-- Records for the task --

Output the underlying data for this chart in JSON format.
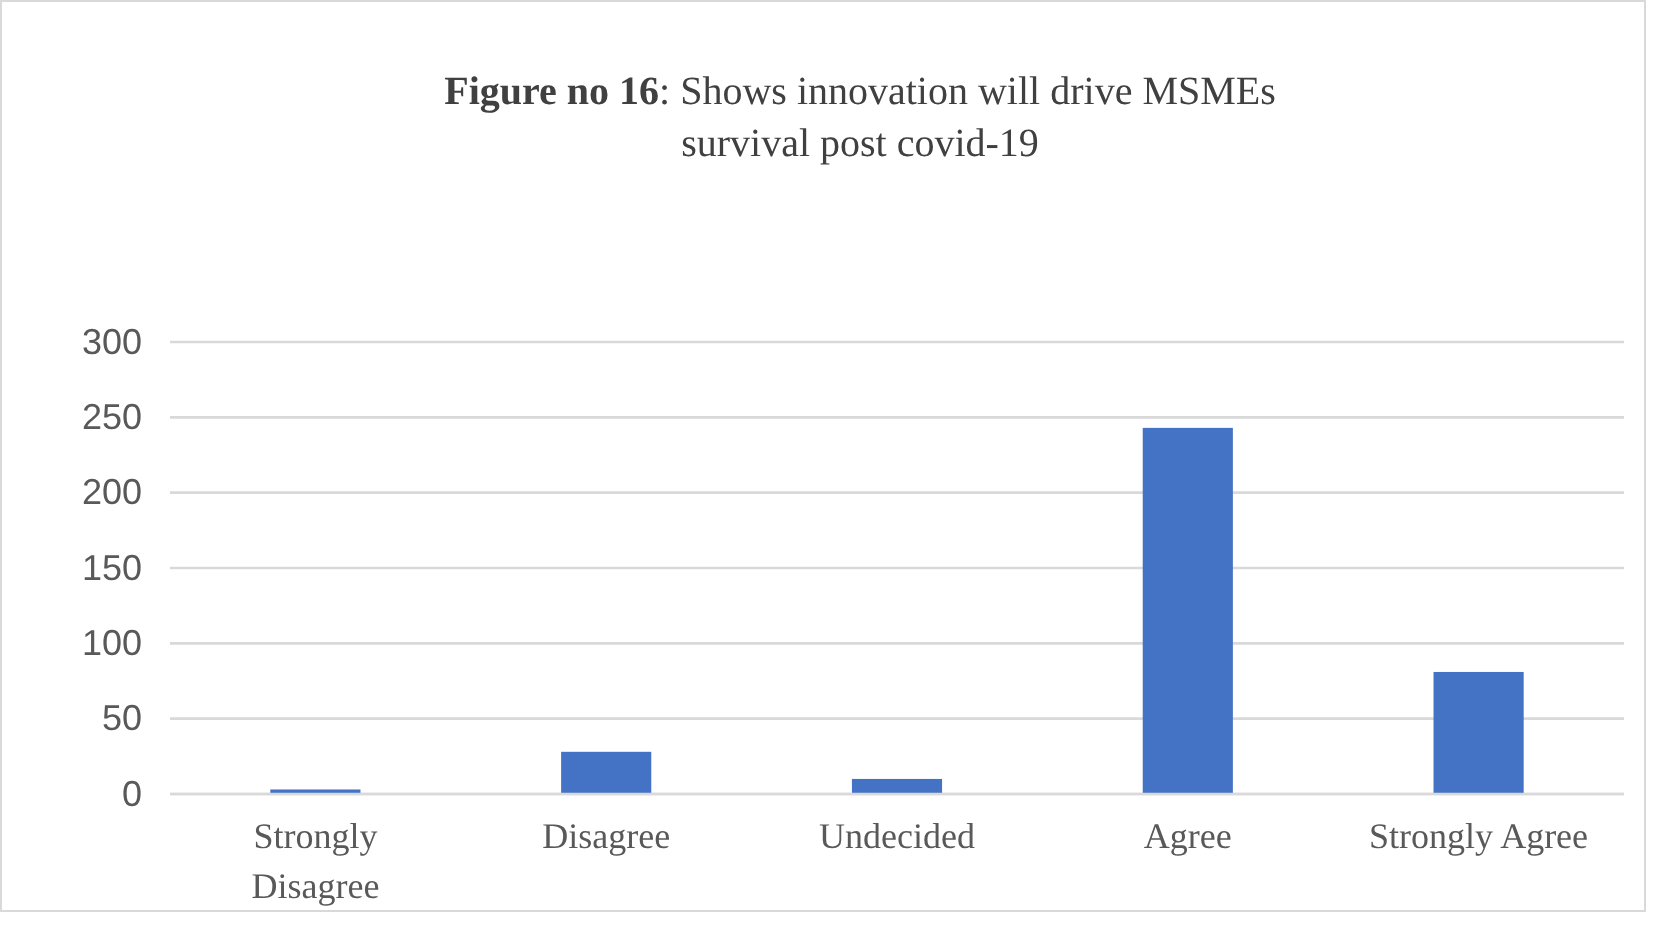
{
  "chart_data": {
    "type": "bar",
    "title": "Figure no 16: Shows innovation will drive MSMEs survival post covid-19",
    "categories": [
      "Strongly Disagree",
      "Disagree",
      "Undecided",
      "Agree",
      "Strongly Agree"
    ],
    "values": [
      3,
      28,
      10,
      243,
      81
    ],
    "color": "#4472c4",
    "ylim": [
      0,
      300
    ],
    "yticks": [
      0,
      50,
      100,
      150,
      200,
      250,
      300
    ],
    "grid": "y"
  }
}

-- Exercise instructions --
Transcribe the listing above verbatim. Omit the pictures.

-- Full output --
Output the underlying data for this chart in JSON format.
{
  "chart_data": {
    "type": "bar",
    "title": "Figure no 16: Shows innovation will drive MSMEs survival post covid-19",
    "categories": [
      "Strongly Disagree",
      "Disagree",
      "Undecided",
      "Agree",
      "Strongly Agree"
    ],
    "values": [
      3,
      28,
      10,
      243,
      81
    ],
    "color": "#4472c4",
    "ylim": [
      0,
      300
    ],
    "yticks": [
      0,
      50,
      100,
      150,
      200,
      250,
      300
    ],
    "grid": "y"
  }
}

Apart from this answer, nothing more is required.